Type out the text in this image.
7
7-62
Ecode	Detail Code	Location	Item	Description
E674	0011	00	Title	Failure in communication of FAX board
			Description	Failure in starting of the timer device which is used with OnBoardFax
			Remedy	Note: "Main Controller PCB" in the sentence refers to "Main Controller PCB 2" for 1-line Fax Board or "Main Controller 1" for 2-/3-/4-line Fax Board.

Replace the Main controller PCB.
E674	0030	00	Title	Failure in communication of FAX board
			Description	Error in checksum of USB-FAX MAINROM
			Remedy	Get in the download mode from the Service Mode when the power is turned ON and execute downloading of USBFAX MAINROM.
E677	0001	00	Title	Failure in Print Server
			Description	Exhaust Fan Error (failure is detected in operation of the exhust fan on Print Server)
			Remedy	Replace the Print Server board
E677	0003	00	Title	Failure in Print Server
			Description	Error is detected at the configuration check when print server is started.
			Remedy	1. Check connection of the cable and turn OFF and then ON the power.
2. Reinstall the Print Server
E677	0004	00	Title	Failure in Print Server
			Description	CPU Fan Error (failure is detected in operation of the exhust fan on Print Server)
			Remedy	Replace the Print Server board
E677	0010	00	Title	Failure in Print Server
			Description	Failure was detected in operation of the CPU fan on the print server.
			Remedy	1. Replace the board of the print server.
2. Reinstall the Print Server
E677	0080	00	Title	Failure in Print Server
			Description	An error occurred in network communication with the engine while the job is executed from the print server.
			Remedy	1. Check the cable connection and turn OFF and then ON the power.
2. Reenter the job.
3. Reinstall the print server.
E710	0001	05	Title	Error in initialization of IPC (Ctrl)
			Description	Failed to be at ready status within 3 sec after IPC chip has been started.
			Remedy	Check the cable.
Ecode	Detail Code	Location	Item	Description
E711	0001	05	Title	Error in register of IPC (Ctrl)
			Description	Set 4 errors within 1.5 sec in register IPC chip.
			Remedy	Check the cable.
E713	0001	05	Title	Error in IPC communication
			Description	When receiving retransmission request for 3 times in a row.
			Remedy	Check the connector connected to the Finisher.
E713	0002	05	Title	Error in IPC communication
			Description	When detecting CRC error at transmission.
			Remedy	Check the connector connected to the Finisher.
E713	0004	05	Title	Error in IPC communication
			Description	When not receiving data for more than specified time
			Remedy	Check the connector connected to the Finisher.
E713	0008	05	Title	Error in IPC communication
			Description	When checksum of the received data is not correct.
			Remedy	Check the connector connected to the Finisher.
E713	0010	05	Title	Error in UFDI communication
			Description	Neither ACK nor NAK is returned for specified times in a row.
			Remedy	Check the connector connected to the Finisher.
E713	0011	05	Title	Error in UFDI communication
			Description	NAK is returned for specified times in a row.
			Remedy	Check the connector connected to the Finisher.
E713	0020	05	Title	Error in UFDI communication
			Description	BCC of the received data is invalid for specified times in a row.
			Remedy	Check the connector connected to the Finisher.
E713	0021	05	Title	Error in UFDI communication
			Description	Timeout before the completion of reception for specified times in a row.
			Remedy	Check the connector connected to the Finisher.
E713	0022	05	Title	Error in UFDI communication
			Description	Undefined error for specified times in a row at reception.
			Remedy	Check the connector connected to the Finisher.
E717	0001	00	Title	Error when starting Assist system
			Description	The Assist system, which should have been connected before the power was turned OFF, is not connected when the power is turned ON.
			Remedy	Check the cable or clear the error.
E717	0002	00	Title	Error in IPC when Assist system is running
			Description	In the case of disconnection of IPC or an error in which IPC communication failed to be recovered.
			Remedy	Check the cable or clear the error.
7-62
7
----
The entries above must be returned in full, exactly as shown.

= Finished exercise =
Type out the text in this image.
7
7-62
Ecode	Detail Code	Location	Item	Description
E674	0011	00	Title	Failure in communication of FAX board
			Description	Failure in starting of the timer device which is used with OnBoardFax
			Remedy	Note: "Main Controller PCB" in the sentence refers to "Main Controller PCB 2" for 1-line Fax Board or "Main Controller 1" for 2-/3-/4-line Fax Board.

Replace the Main controller PCB.
E674	0030	00	Title	Failure in communication of FAX board
			Description	Error in checksum of USB-FAX MAINROM
			Remedy	Get in the download mode from the Service Mode when the power is turned ON and execute downloading of USBFAX MAINROM.
E677	0001	00	Title	Failure in Print Server
			Description	Exhaust Fan Error (failure is detected in operation of the exhust fan on Print Server)
			Remedy	Replace the Print Server board
E677	0003	00	Title	Failure in Print Server
			Description	Error is detected at the configuration check when print server is started.
			Remedy	1. Check connection of the cable and turn OFF and then ON the power.
2. Reinstall the Print Server
E677	0004	00	Title	Failure in Print Server
			Description	CPU Fan Error (failure is detected in operation of the exhust fan on Print Server)
			Remedy	Replace the Print Server board
E677	0010	00	Title	Failure in Print Server
			Description	Failure was detected in operation of the CPU fan on the print server.
			Remedy	1. Replace the board of the print server.
2. Reinstall the Print Server
E677	0080	00	Title	Failure in Print Server
			Description	An error occurred in network communication with the engine while the job is executed from the print server.
			Remedy	1. Check the cable connection and turn OFF and then ON the power.
2. Reenter the job.
3. Reinstall the print server.
E710	0001	05	Title	Error in initialization of IPC (Ctrl)
			Description	Failed to be at ready status within 3 sec after IPC chip has been started.
			Remedy	Check the cable.
Ecode	Detail Code	Location	Item	Description
E711	0001	05	Title	Error in register of IPC (Ctrl)
			Description	Set 4 errors within 1.5 sec in register IPC chip.
			Remedy	Check the cable.
E713	0001	05	Title	Error in IPC communication
			Description	When receiving retransmission request for 3 times in a row.
			Remedy	Check the connector connected to the Finisher.
E713	0002	05	Title	Error in IPC communication
			Description	When detecting CRC error at transmission.
			Remedy	Check the connector connected to the Finisher.
E713	0004	05	Title	Error in IPC communication
			Description	When not receiving data for more than specified time
			Remedy	Check the connector connected to the Finisher.
E713	0008	05	Title	Error in IPC communication
			Description	When checksum of the received data is not correct.
			Remedy	Check the connector connected to the Finisher.
E713	0010	05	Title	Error in UFDI communication
			Description	Neither ACK nor NAK is returned for specified times in a row.
			Remedy	Check the connector connected to the Finisher.
E713	0011	05	Title	Error in UFDI communication
			Description	NAK is returned for specified times in a row.
			Remedy	Check the connector connected to the Finisher.
E713	0020	05	Title	Error in UFDI communication
			Description	BCC of the received data is invalid for specified times in a row.
			Remedy	Check the connector connected to the Finisher.
E713	0021	05	Title	Error in UFDI communication
			Description	Timeout before the completion of reception for specified times in a row.
			Remedy	Check the connector connected to the Finisher.
E713	0022	05	Title	Error in UFDI communication
			Description	Undefined error for specified times in a row at reception.
			Remedy	Check the connector connected to the Finisher.
E717	0001	00	Title	Error when starting Assist system
			Description	The Assist system, which should have been connected before the power was turned OFF, is not connected when the power is turned ON.
			Remedy	Check the cable or clear the error.
E717	0002	00	Title	Error in IPC when Assist system is running
			Description	In the case of disconnection of IPC or an error in which IPC communication failed to be recovered.
			Remedy	Check the cable or clear the error.
7-62
7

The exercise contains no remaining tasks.